Required task.
Reproduce every line of the material below without changing anything, and leave out the pictures.

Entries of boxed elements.
- - - -

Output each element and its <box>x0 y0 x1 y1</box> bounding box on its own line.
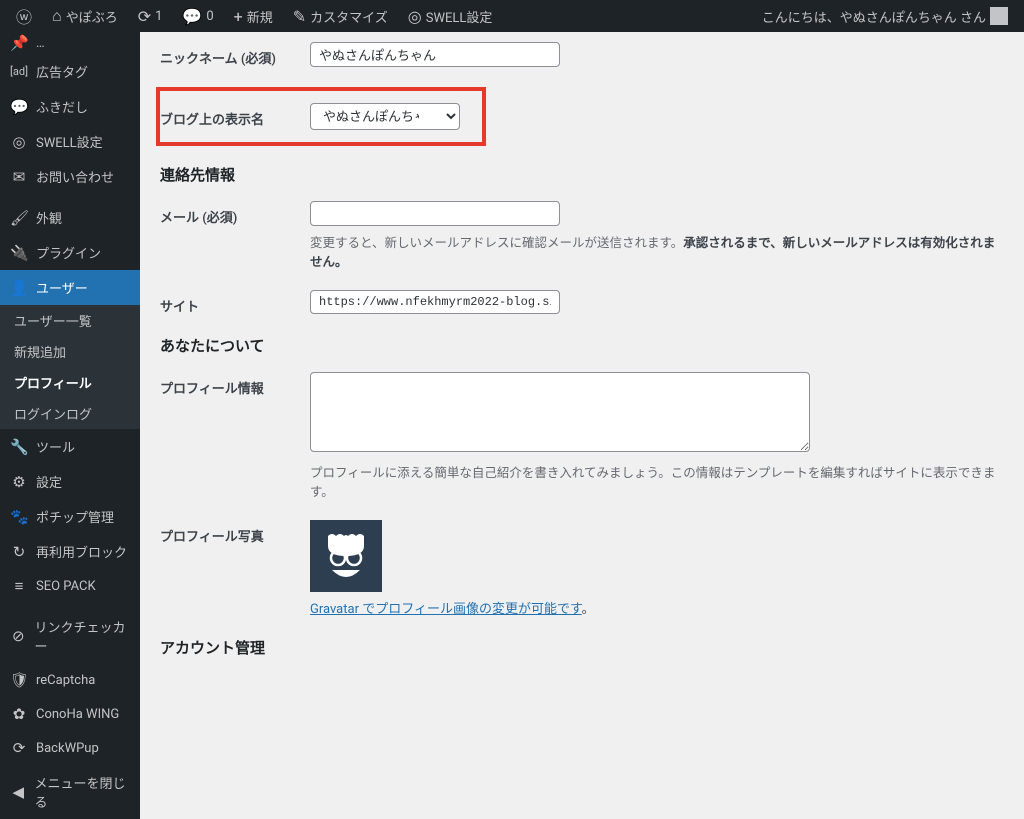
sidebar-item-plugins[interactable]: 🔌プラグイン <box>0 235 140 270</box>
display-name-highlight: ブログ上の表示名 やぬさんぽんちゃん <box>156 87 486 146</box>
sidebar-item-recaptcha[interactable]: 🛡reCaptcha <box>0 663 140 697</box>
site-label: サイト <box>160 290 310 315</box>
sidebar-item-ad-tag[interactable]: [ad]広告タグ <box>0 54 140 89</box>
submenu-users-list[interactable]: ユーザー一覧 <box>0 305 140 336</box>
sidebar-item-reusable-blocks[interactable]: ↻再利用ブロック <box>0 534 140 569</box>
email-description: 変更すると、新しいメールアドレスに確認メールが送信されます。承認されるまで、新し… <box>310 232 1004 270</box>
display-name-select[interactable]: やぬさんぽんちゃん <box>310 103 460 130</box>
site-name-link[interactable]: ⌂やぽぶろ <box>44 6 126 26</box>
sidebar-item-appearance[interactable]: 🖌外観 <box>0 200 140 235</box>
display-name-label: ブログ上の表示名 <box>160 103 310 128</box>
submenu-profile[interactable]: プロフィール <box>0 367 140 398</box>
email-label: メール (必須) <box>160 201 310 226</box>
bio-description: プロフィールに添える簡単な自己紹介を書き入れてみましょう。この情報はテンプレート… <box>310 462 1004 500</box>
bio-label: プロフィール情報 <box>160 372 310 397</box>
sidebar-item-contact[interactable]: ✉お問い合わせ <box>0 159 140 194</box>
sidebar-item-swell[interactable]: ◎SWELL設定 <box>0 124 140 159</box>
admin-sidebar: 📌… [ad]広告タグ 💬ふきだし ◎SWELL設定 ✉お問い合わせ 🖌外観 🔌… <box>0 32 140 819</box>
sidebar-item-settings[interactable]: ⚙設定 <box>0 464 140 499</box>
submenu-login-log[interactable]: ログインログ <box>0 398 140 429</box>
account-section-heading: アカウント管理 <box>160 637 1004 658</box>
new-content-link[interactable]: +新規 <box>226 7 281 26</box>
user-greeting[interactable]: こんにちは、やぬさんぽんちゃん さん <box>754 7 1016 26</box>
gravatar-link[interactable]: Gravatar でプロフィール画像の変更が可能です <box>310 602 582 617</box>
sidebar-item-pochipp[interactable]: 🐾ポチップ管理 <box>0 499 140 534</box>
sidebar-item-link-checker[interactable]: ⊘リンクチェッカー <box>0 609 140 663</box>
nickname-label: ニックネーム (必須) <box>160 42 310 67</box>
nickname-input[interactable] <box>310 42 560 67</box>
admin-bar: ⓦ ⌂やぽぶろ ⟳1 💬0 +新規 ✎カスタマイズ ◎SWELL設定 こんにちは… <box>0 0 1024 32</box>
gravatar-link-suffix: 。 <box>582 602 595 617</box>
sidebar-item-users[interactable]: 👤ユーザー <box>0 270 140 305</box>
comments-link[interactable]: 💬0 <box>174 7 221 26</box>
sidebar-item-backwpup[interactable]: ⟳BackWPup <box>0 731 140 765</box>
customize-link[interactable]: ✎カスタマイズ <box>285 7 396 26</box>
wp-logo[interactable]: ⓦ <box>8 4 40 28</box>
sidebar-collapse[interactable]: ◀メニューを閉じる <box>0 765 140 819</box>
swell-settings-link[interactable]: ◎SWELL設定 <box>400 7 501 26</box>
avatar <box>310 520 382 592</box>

- - - -

Output of the task.
Output each element and its <box>x0 y0 x1 y1</box> bounding box on its own line.
sidebar-item-plugins[interactable]: 🔌プラグイン <box>0 235 140 270</box>
display-name-highlight: ブログ上の表示名 やぬさんぽんちゃん <box>156 87 486 146</box>
sidebar-item-recaptcha[interactable]: 🛡reCaptcha <box>0 663 140 697</box>
site-label: サイト <box>160 290 310 315</box>
sidebar-item-ad-tag[interactable]: [ad]広告タグ <box>0 54 140 89</box>
submenu-users-list[interactable]: ユーザー一覧 <box>0 305 140 336</box>
sidebar-item-reusable-blocks[interactable]: ↻再利用ブロック <box>0 534 140 569</box>
email-description: 変更すると、新しいメールアドレスに確認メールが送信されます。承認されるまで、新し… <box>310 232 1004 270</box>
display-name-select[interactable]: やぬさんぽんちゃん <box>310 103 460 130</box>
site-name-link[interactable]: ⌂やぽぶろ <box>44 6 126 26</box>
sidebar-item-appearance[interactable]: 🖌外観 <box>0 200 140 235</box>
display-name-label: ブログ上の表示名 <box>160 103 310 128</box>
submenu-profile[interactable]: プロフィール <box>0 367 140 398</box>
email-label: メール (必須) <box>160 201 310 226</box>
bio-description: プロフィールに添える簡単な自己紹介を書き入れてみましょう。この情報はテンプレート… <box>310 462 1004 500</box>
bio-label: プロフィール情報 <box>160 372 310 397</box>
sidebar-item-contact[interactable]: ✉お問い合わせ <box>0 159 140 194</box>
sidebar-item-swell[interactable]: ◎SWELL設定 <box>0 124 140 159</box>
admin-sidebar: 📌… [ad]広告タグ 💬ふきだし ◎SWELL設定 ✉お問い合わせ 🖌外観 🔌… <box>0 32 140 819</box>
sidebar-item-settings[interactable]: ⚙設定 <box>0 464 140 499</box>
submenu-login-log[interactable]: ログインログ <box>0 398 140 429</box>
account-section-heading: アカウント管理 <box>160 637 1004 658</box>
new-content-link[interactable]: +新規 <box>226 7 281 26</box>
user-greeting[interactable]: こんにちは、やぬさんぽんちゃん さん <box>754 7 1016 26</box>
gravatar-link[interactable]: Gravatar でプロフィール画像の変更が可能です <box>310 602 582 617</box>
sidebar-item-pochipp[interactable]: 🐾ポチップ管理 <box>0 499 140 534</box>
sidebar-item-link-checker[interactable]: ⊘リンクチェッカー <box>0 609 140 663</box>
nickname-label: ニックネーム (必須) <box>160 42 310 67</box>
nickname-input[interactable] <box>310 42 560 67</box>
admin-bar: ⓦ ⌂やぽぶろ ⟳1 💬0 +新規 ✎カスタマイズ ◎SWELL設定 こんにちは… <box>0 0 1024 32</box>
gravatar-link-suffix: 。 <box>582 602 595 617</box>
sidebar-item-users[interactable]: 👤ユーザー <box>0 270 140 305</box>
comments-link[interactable]: 💬0 <box>174 7 221 26</box>
sidebar-item-backwpup[interactable]: ⟳BackWPup <box>0 731 140 765</box>
customize-link[interactable]: ✎カスタマイズ <box>285 7 396 26</box>
wp-logo[interactable]: ⓦ <box>8 4 40 28</box>
sidebar-collapse[interactable]: ◀メニューを閉じる <box>0 765 140 819</box>
swell-settings-link[interactable]: ◎SWELL設定 <box>400 7 501 26</box>
avatar <box>310 520 382 592</box>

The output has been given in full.